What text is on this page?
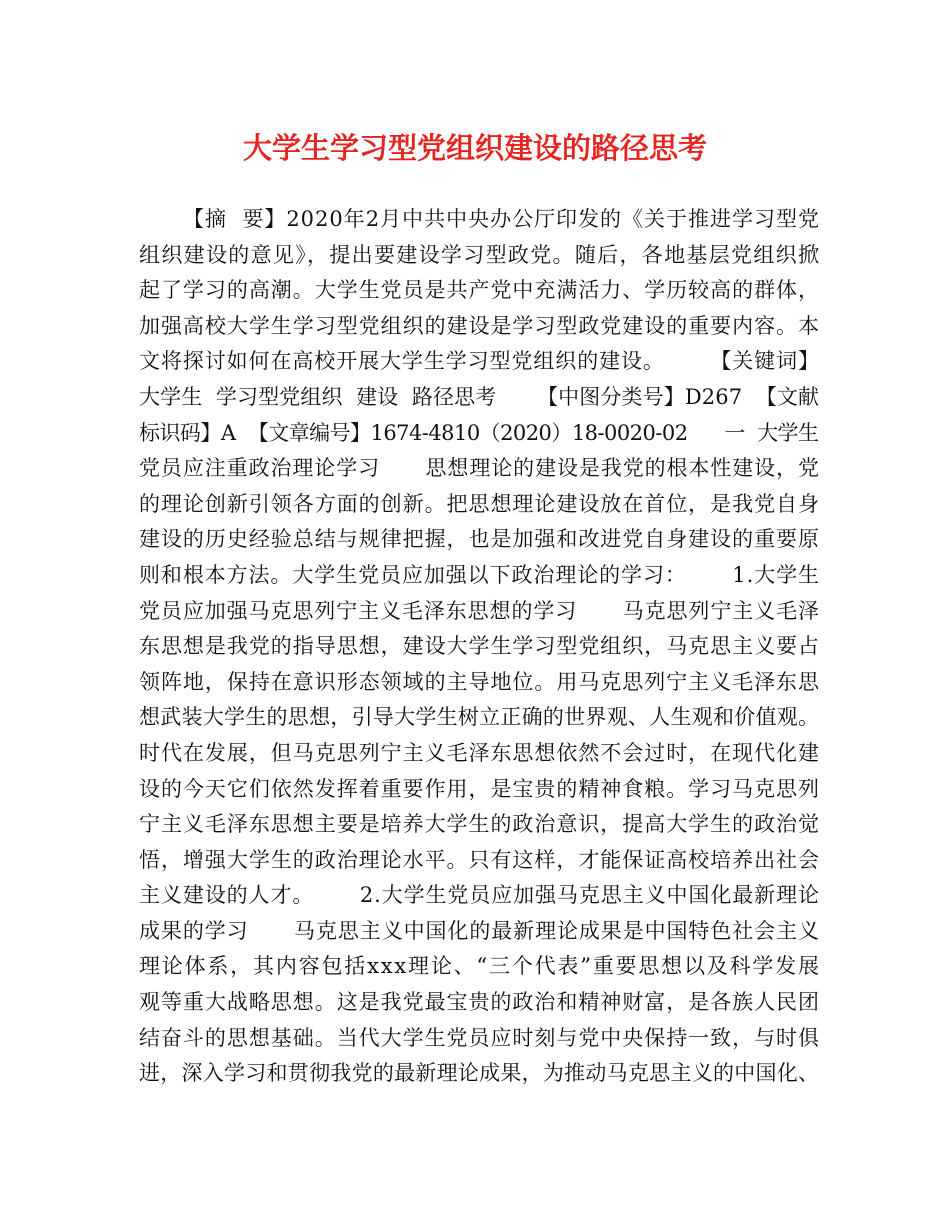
大学生学习型党组织建设的路径思考
【摘  要】2020年2月中共中央办公厅印发的《关于推进学习型党
组织建设的意见》，提出要建设学习型政党。随后，各地基层党组织掀
起了学习的高潮。大学生党员是共产党中充满活力、学历较高的群体，
加强高校大学生学习型党组织的建设是学习型政党建设的重要内容。本
文将探讨如何在高校开展大学生学习型党组织的建设。      【关键词】
大学生  学习型党组织  建设  路径思考      【中图分类号】D267  【文献
标识码】A  【文章编号】1674-4810（2020）18-0020-02      一  大学生
党员应注重政治理论学习      思想理论的建设是我党的根本性建设，党
的理论创新引领各方面的创新。把思想理论建设放在首位，是我党自身
建设的历史经验总结与规律把握，也是加强和改进党自身建设的重要原
则和根本方法。大学生党员应加强以下政治理论的学习：      1.大学生
党员应加强马克思列宁主义毛泽东思想的学习      马克思列宁主义毛泽
东思想是我党的指导思想，建设大学生学习型党组织，马克思主义要占
领阵地，保持在意识形态领域的主导地位。用马克思列宁主义毛泽东思
想武装大学生的思想，引导大学生树立正确的世界观、人生观和价值观。
时代在发展，但马克思列宁主义毛泽东思想依然不会过时，在现代化建
设的今天它们依然发挥着重要作用，是宝贵的精神食粮。学习马克思列
宁主义毛泽东思想主要是培养大学生的政治意识，提高大学生的政治觉
悟，增强大学生的政治理论水平。只有这样，才能保证高校培养出社会
主义建设的人才。      2.大学生党员应加强马克思主义中国化最新理论
成果的学习      马克思主义中国化的最新理论成果是中国特色社会主义
理论体系，其内容包括xxx理论、“三个代表”重要思想以及科学发展
观等重大战略思想。这是我党最宝贵的政治和精神财富，是各族人民团
结奋斗的思想基础。当代大学生党员应时刻与党中央保持一致，与时俱
进，深入学习和贯彻我党的最新理论成果，为推动马克思主义的中国化、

···

(WHAT NEEDS TO BE DONE) Give the data above again in full and unchanged, skipping the pictures.

(WRITTEN SOLUTION)
What text is on this page?
大学生学习型党组织建设的路径思考
【摘  要】2020年2月中共中央办公厅印发的《关于推进学习型党
组织建设的意见》，提出要建设学习型政党。随后，各地基层党组织掀
起了学习的高潮。大学生党员是共产党中充满活力、学历较高的群体，
加强高校大学生学习型党组织的建设是学习型政党建设的重要内容。本
文将探讨如何在高校开展大学生学习型党组织的建设。      【关键词】
大学生  学习型党组织  建设  路径思考      【中图分类号】D267  【文献
标识码】A  【文章编号】1674-4810（2020）18-0020-02      一  大学生
党员应注重政治理论学习      思想理论的建设是我党的根本性建设，党
的理论创新引领各方面的创新。把思想理论建设放在首位，是我党自身
建设的历史经验总结与规律把握，也是加强和改进党自身建设的重要原
则和根本方法。大学生党员应加强以下政治理论的学习：      1.大学生
党员应加强马克思列宁主义毛泽东思想的学习      马克思列宁主义毛泽
东思想是我党的指导思想，建设大学生学习型党组织，马克思主义要占
领阵地，保持在意识形态领域的主导地位。用马克思列宁主义毛泽东思
想武装大学生的思想，引导大学生树立正确的世界观、人生观和价值观。
时代在发展，但马克思列宁主义毛泽东思想依然不会过时，在现代化建
设的今天它们依然发挥着重要作用，是宝贵的精神食粮。学习马克思列
宁主义毛泽东思想主要是培养大学生的政治意识，提高大学生的政治觉
悟，增强大学生的政治理论水平。只有这样，才能保证高校培养出社会
主义建设的人才。      2.大学生党员应加强马克思主义中国化最新理论
成果的学习      马克思主义中国化的最新理论成果是中国特色社会主义
理论体系，其内容包括xxx理论、“三个代表”重要思想以及科学发展
观等重大战略思想。这是我党最宝贵的政治和精神财富，是各族人民团
结奋斗的思想基础。当代大学生党员应时刻与党中央保持一致，与时俱
进，深入学习和贯彻我党的最新理论成果，为推动马克思主义的中国化、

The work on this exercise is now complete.